→ Exercise goal: Give every line of the data again, unchanged, but with no pictures.

+-------+

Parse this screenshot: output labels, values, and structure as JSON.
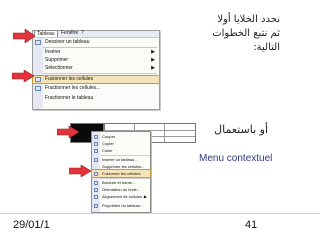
{
  "instruction": {
    "line1": "نحدد الخلايا أولا",
    "line2": "ثم نتبع الخطوات",
    "line3": "التالية:"
  },
  "alt_instruction": "أو باستعمال",
  "context_menu_caption": "Menu contextuel",
  "table_menu": {
    "menu_bar": [
      "Tableau",
      "Fenêtre",
      "?"
    ],
    "items": [
      {
        "label": "Dessiner un tableau",
        "has_submenu": false
      },
      {
        "label": "Insérer",
        "has_submenu": true
      },
      {
        "label": "Supprimer",
        "has_submenu": true
      },
      {
        "label": "Sélectionner",
        "has_submenu": true
      },
      {
        "label": "Fusionner les cellules",
        "has_submenu": false,
        "highlighted": true
      },
      {
        "label": "Fractionner les cellules...",
        "has_submenu": false
      },
      {
        "label": "Fractionner le tableau",
        "has_submenu": false
      }
    ]
  },
  "context_menu": {
    "items": [
      {
        "label": "Couper",
        "has_submenu": false
      },
      {
        "label": "Copier",
        "has_submenu": false
      },
      {
        "label": "Coller",
        "has_submenu": false
      },
      {
        "label": "Insérer un tableau...",
        "has_submenu": false
      },
      {
        "label": "Supprimer les cellules...",
        "has_submenu": false
      },
      {
        "label": "Fusionner les cellules",
        "has_submenu": false,
        "highlighted": true
      },
      {
        "label": "Bordure et trame...",
        "has_submenu": false
      },
      {
        "label": "Orientation du texte...",
        "has_submenu": false
      },
      {
        "label": "Alignement de cellules",
        "has_submenu": true
      },
      {
        "label": "Propriétés du tableau...",
        "has_submenu": false
      }
    ]
  },
  "footer": {
    "date": "29/01/1",
    "page_number": "41"
  },
  "colors": {
    "arrow_red": "#e2343a",
    "highlight": "#f6e3b7",
    "caption_blue": "#2a3a8a"
  }
}
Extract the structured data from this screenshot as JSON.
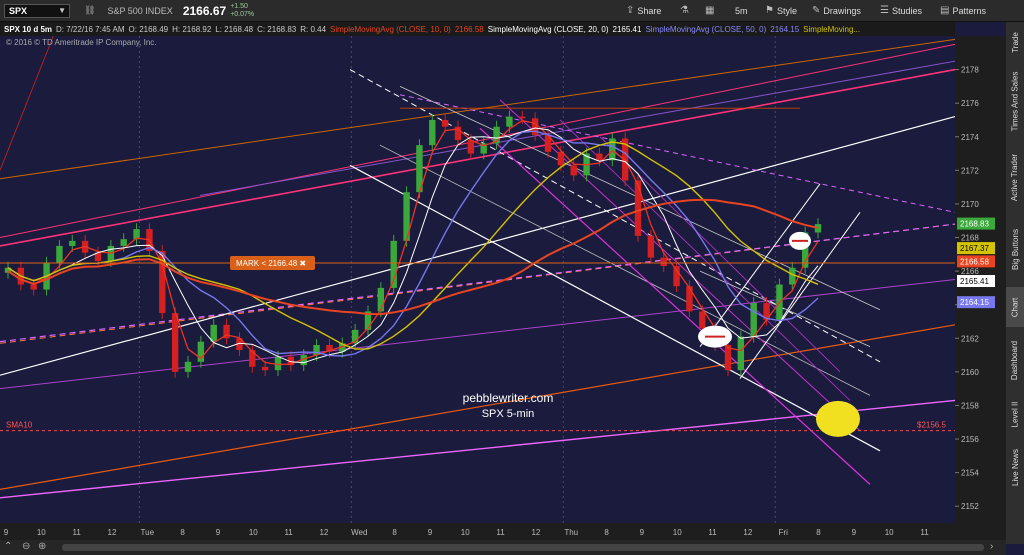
{
  "toolbar": {
    "symbol": "SPX",
    "description": "S&P 500 INDEX",
    "last_price": "2166.67",
    "change_points": "+1.50",
    "change_pct": "+0.07%",
    "share_label": "Share",
    "interval_label": "5m",
    "style_label": "Style",
    "drawings_label": "Drawings",
    "studies_label": "Studies",
    "patterns_label": "Patterns"
  },
  "infobar": {
    "symbol_period": "SPX 10 d 5m",
    "date": "D: 7/22/16 7:45 AM",
    "open": "O: 2168.49",
    "high": "H: 2168.92",
    "low": "L: 2168.48",
    "close": "C: 2168.83",
    "range": "R: 0.44",
    "sma10_label": "SimpleMovingAvg (CLOSE, 10, 0)",
    "sma10_value": "2166.58",
    "sma20_label": "SimpleMovingAvg (CLOSE, 20, 0)",
    "sma20_value": "2165.41",
    "sma50_label": "SimpleMovingAvg (CLOSE, 50, 0)",
    "sma50_value": "2164.15",
    "sma_more_label": "SimpleMoving..."
  },
  "copyright": "© 2016 © TD Ameritrade IP Company, Inc.",
  "right_tabs": [
    "Trade",
    "Times And Sales",
    "Active Trader",
    "Big Buttons",
    "Chart",
    "Dashboard",
    "Level II",
    "Live News"
  ],
  "chart_data": {
    "type": "candlestick",
    "title": "pebblewriter.com",
    "subtitle": "SPX 5-min",
    "ylim": [
      2151,
      2180
    ],
    "y_ticks": [
      2152,
      2154,
      2156,
      2158,
      2160,
      2162,
      2164,
      2166,
      2168,
      2170,
      2172,
      2174,
      2176,
      2178
    ],
    "x_tick_labels": [
      "9",
      "10",
      "11",
      "12",
      "Tue",
      "8",
      "9",
      "10",
      "11",
      "12",
      "Wed",
      "8",
      "9",
      "10",
      "11",
      "12",
      "Thu",
      "8",
      "9",
      "10",
      "11",
      "12",
      "Fri",
      "8",
      "9",
      "10",
      "11"
    ],
    "mark": {
      "label": "MARK < 2166.48",
      "value": 2166.48
    },
    "sma10_line": {
      "label": "SMA10",
      "value": 2156.5,
      "price_label": "$2156.5"
    },
    "price_labels": [
      {
        "text": "2168.83",
        "value": 2168.83,
        "color": "#3aa83a"
      },
      {
        "text": "2167.37",
        "value": 2167.37,
        "color": "#d4c400"
      },
      {
        "text": "2166.58",
        "value": 2166.58,
        "color": "#e84422"
      },
      {
        "text": "2165.41",
        "value": 2165.41,
        "color": "#ffffff"
      },
      {
        "text": "2164.15",
        "value": 2164.15,
        "color": "#7777ee"
      }
    ],
    "series": [
      {
        "name": "SPX",
        "close": [
          2166.2,
          2165.2,
          2164.9,
          2166.5,
          2167.5,
          2167.8,
          2167.1,
          2166.6,
          2167.5,
          2167.9,
          2168.5,
          2167.2,
          2163.5,
          2160.0,
          2160.6,
          2161.8,
          2162.8,
          2162.0,
          2161.3,
          2160.3,
          2160.1,
          2160.9,
          2160.4,
          2161.0,
          2161.6,
          2161.2,
          2161.7,
          2162.5,
          2163.6,
          2165.0,
          2167.8,
          2170.7,
          2173.5,
          2175.0,
          2174.6,
          2173.8,
          2173.0,
          2173.6,
          2174.6,
          2175.2,
          2175.1,
          2174.1,
          2173.1,
          2172.3,
          2171.7,
          2173.0,
          2172.6,
          2173.9,
          2171.4,
          2168.1,
          2166.8,
          2166.3,
          2165.1,
          2163.6,
          2162.6,
          2161.6,
          2160.1,
          2162.1,
          2164.1,
          2163.1,
          2165.2,
          2166.2,
          2168.3,
          2168.8
        ]
      },
      {
        "name": "SMA 10",
        "value": 2166.58,
        "color": "#e84422"
      },
      {
        "name": "SMA 20",
        "value": 2165.41,
        "color": "#ffffff"
      },
      {
        "name": "SMA 50",
        "value": 2164.15,
        "color": "#7777ee"
      },
      {
        "name": "SMA",
        "value": 2167.37,
        "color": "#d4c400"
      }
    ],
    "colors": {
      "background": "#1b1b3e",
      "up": "#3aa83a",
      "down": "#d42020",
      "mark": "#d86018"
    }
  }
}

+-------+

→ Correct response:
Parse this screenshot: output labels, values, and structure as JSON.
{
  "instruction": {
    "line1": "نحدد الخلايا أولا",
    "line2": "ثم نتبع الخطوات",
    "line3": "التالية:"
  },
  "alt_instruction": "أو باستعمال",
  "context_menu_caption": "Menu contextuel",
  "table_menu": {
    "menu_bar": [
      "Tableau",
      "Fenêtre",
      "?"
    ],
    "items": [
      {
        "label": "Dessiner un tableau",
        "has_submenu": false
      },
      {
        "label": "Insérer",
        "has_submenu": true
      },
      {
        "label": "Supprimer",
        "has_submenu": true
      },
      {
        "label": "Sélectionner",
        "has_submenu": true
      },
      {
        "label": "Fusionner les cellules",
        "has_submenu": false,
        "highlighted": true
      },
      {
        "label": "Fractionner les cellules...",
        "has_submenu": false
      },
      {
        "label": "Fractionner le tableau",
        "has_submenu": false
      }
    ]
  },
  "context_menu": {
    "items": [
      {
        "label": "Couper",
        "has_submenu": false
      },
      {
        "label": "Copier",
        "has_submenu": false
      },
      {
        "label": "Coller",
        "has_submenu": false
      },
      {
        "label": "Insérer un tableau...",
        "has_submenu": false
      },
      {
        "label": "Supprimer les cellules...",
        "has_submenu": false
      },
      {
        "label": "Fusionner les cellules",
        "has_submenu": false,
        "highlighted": true
      },
      {
        "label": "Bordure et trame...",
        "has_submenu": false
      },
      {
        "label": "Orientation du texte...",
        "has_submenu": false
      },
      {
        "label": "Alignement de cellules",
        "has_submenu": true
      },
      {
        "label": "Propriétés du tableau...",
        "has_submenu": false
      }
    ]
  },
  "footer": {
    "date": "29/01/1",
    "page_number": "41"
  },
  "colors": {
    "arrow_red": "#e2343a",
    "highlight": "#f6e3b7",
    "caption_blue": "#2a3a8a"
  }
}
Extract the structured data from this screenshot as JSON.
{
  "toolbar": {
    "symbol": "SPX",
    "description": "S&P 500 INDEX",
    "last_price": "2166.67",
    "change_points": "+1.50",
    "change_pct": "+0.07%",
    "share_label": "Share",
    "interval_label": "5m",
    "style_label": "Style",
    "drawings_label": "Drawings",
    "studies_label": "Studies",
    "patterns_label": "Patterns"
  },
  "infobar": {
    "symbol_period": "SPX 10 d 5m",
    "date": "D: 7/22/16 7:45 AM",
    "open": "O: 2168.49",
    "high": "H: 2168.92",
    "low": "L: 2168.48",
    "close": "C: 2168.83",
    "range": "R: 0.44",
    "sma10_label": "SimpleMovingAvg (CLOSE, 10, 0)",
    "sma10_value": "2166.58",
    "sma20_label": "SimpleMovingAvg (CLOSE, 20, 0)",
    "sma20_value": "2165.41",
    "sma50_label": "SimpleMovingAvg (CLOSE, 50, 0)",
    "sma50_value": "2164.15",
    "sma_more_label": "SimpleMoving..."
  },
  "copyright": "© 2016 © TD Ameritrade IP Company, Inc.",
  "right_tabs": [
    "Trade",
    "Times And Sales",
    "Active Trader",
    "Big Buttons",
    "Chart",
    "Dashboard",
    "Level II",
    "Live News"
  ],
  "chart_data": {
    "type": "candlestick",
    "title": "pebblewriter.com",
    "subtitle": "SPX 5-min",
    "ylim": [
      2151,
      2180
    ],
    "y_ticks": [
      2152,
      2154,
      2156,
      2158,
      2160,
      2162,
      2164,
      2166,
      2168,
      2170,
      2172,
      2174,
      2176,
      2178
    ],
    "x_tick_labels": [
      "9",
      "10",
      "11",
      "12",
      "Tue",
      "8",
      "9",
      "10",
      "11",
      "12",
      "Wed",
      "8",
      "9",
      "10",
      "11",
      "12",
      "Thu",
      "8",
      "9",
      "10",
      "11",
      "12",
      "Fri",
      "8",
      "9",
      "10",
      "11"
    ],
    "mark": {
      "label": "MARK < 2166.48",
      "value": 2166.48
    },
    "sma10_line": {
      "label": "SMA10",
      "value": 2156.5,
      "price_label": "$2156.5"
    },
    "price_labels": [
      {
        "text": "2168.83",
        "value": 2168.83,
        "color": "#3aa83a"
      },
      {
        "text": "2167.37",
        "value": 2167.37,
        "color": "#d4c400"
      },
      {
        "text": "2166.58",
        "value": 2166.58,
        "color": "#e84422"
      },
      {
        "text": "2165.41",
        "value": 2165.41,
        "color": "#ffffff"
      },
      {
        "text": "2164.15",
        "value": 2164.15,
        "color": "#7777ee"
      }
    ],
    "series": [
      {
        "name": "SPX",
        "close": [
          2166.2,
          2165.2,
          2164.9,
          2166.5,
          2167.5,
          2167.8,
          2167.1,
          2166.6,
          2167.5,
          2167.9,
          2168.5,
          2167.2,
          2163.5,
          2160.0,
          2160.6,
          2161.8,
          2162.8,
          2162.0,
          2161.3,
          2160.3,
          2160.1,
          2160.9,
          2160.4,
          2161.0,
          2161.6,
          2161.2,
          2161.7,
          2162.5,
          2163.6,
          2165.0,
          2167.8,
          2170.7,
          2173.5,
          2175.0,
          2174.6,
          2173.8,
          2173.0,
          2173.6,
          2174.6,
          2175.2,
          2175.1,
          2174.1,
          2173.1,
          2172.3,
          2171.7,
          2173.0,
          2172.6,
          2173.9,
          2171.4,
          2168.1,
          2166.8,
          2166.3,
          2165.1,
          2163.6,
          2162.6,
          2161.6,
          2160.1,
          2162.1,
          2164.1,
          2163.1,
          2165.2,
          2166.2,
          2168.3,
          2168.8
        ]
      },
      {
        "name": "SMA 10",
        "value": 2166.58,
        "color": "#e84422"
      },
      {
        "name": "SMA 20",
        "value": 2165.41,
        "color": "#ffffff"
      },
      {
        "name": "SMA 50",
        "value": 2164.15,
        "color": "#7777ee"
      },
      {
        "name": "SMA",
        "value": 2167.37,
        "color": "#d4c400"
      }
    ],
    "colors": {
      "background": "#1b1b3e",
      "up": "#3aa83a",
      "down": "#d42020",
      "mark": "#d86018"
    }
  }
}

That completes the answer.